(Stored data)
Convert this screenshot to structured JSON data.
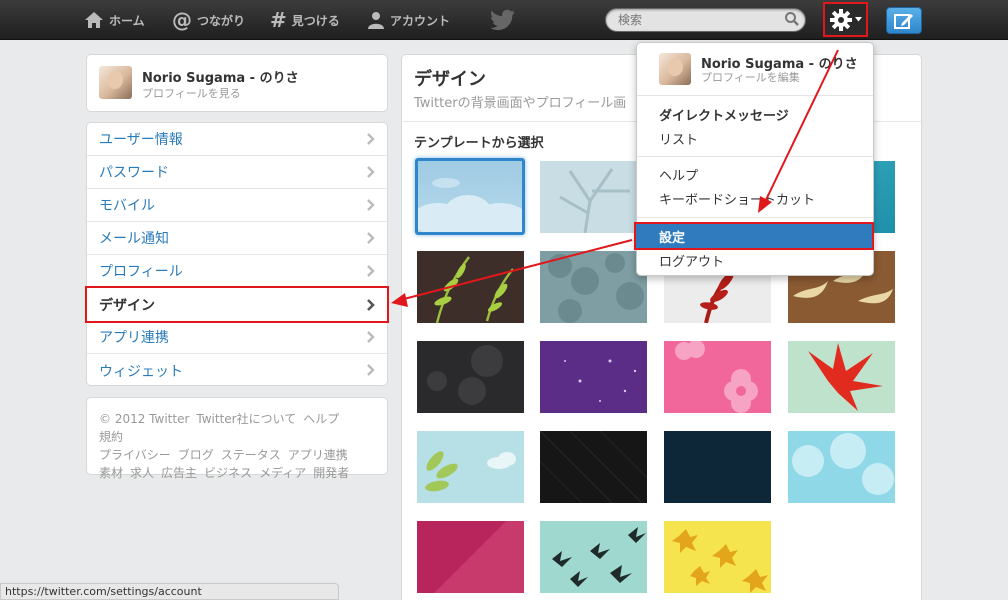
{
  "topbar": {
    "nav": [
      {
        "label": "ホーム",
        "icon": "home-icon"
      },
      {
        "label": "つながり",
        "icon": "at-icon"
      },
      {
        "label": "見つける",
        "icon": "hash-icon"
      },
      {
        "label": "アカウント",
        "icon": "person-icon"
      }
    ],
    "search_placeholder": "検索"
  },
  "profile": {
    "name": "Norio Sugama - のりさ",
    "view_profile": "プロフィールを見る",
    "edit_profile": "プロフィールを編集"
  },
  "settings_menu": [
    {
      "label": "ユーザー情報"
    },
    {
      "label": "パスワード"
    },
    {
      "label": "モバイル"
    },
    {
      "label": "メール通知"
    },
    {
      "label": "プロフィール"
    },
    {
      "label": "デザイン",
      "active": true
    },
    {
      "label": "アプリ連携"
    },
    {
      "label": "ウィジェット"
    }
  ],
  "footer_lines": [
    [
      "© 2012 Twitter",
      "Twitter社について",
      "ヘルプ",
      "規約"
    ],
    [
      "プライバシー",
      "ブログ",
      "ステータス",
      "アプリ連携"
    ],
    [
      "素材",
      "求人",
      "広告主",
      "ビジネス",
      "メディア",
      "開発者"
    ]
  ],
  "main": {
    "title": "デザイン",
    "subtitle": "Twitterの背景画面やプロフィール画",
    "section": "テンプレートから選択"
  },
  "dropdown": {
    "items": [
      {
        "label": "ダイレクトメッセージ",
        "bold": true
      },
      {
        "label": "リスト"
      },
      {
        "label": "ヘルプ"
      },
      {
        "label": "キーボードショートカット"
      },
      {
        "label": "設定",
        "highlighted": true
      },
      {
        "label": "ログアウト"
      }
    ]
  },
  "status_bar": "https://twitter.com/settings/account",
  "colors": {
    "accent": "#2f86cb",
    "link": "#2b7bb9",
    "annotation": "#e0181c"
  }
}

_Goal of the exercise_:
Return the entries unchanged, save for the pictures, which do not belong in the copy.

_Written answer_:
Convert this screenshot to structured JSON data.
{
  "topbar": {
    "nav": [
      {
        "label": "ホーム",
        "icon": "home-icon"
      },
      {
        "label": "つながり",
        "icon": "at-icon"
      },
      {
        "label": "見つける",
        "icon": "hash-icon"
      },
      {
        "label": "アカウント",
        "icon": "person-icon"
      }
    ],
    "search_placeholder": "検索"
  },
  "profile": {
    "name": "Norio Sugama - のりさ",
    "view_profile": "プロフィールを見る",
    "edit_profile": "プロフィールを編集"
  },
  "settings_menu": [
    {
      "label": "ユーザー情報"
    },
    {
      "label": "パスワード"
    },
    {
      "label": "モバイル"
    },
    {
      "label": "メール通知"
    },
    {
      "label": "プロフィール"
    },
    {
      "label": "デザイン",
      "active": true
    },
    {
      "label": "アプリ連携"
    },
    {
      "label": "ウィジェット"
    }
  ],
  "footer_lines": [
    [
      "© 2012 Twitter",
      "Twitter社について",
      "ヘルプ",
      "規約"
    ],
    [
      "プライバシー",
      "ブログ",
      "ステータス",
      "アプリ連携"
    ],
    [
      "素材",
      "求人",
      "広告主",
      "ビジネス",
      "メディア",
      "開発者"
    ]
  ],
  "main": {
    "title": "デザイン",
    "subtitle": "Twitterの背景画面やプロフィール画",
    "section": "テンプレートから選択"
  },
  "dropdown": {
    "items": [
      {
        "label": "ダイレクトメッセージ",
        "bold": true
      },
      {
        "label": "リスト"
      },
      {
        "label": "ヘルプ"
      },
      {
        "label": "キーボードショートカット"
      },
      {
        "label": "設定",
        "highlighted": true
      },
      {
        "label": "ログアウト"
      }
    ]
  },
  "status_bar": "https://twitter.com/settings/account",
  "colors": {
    "accent": "#2f86cb",
    "link": "#2b7bb9",
    "annotation": "#e0181c"
  }
}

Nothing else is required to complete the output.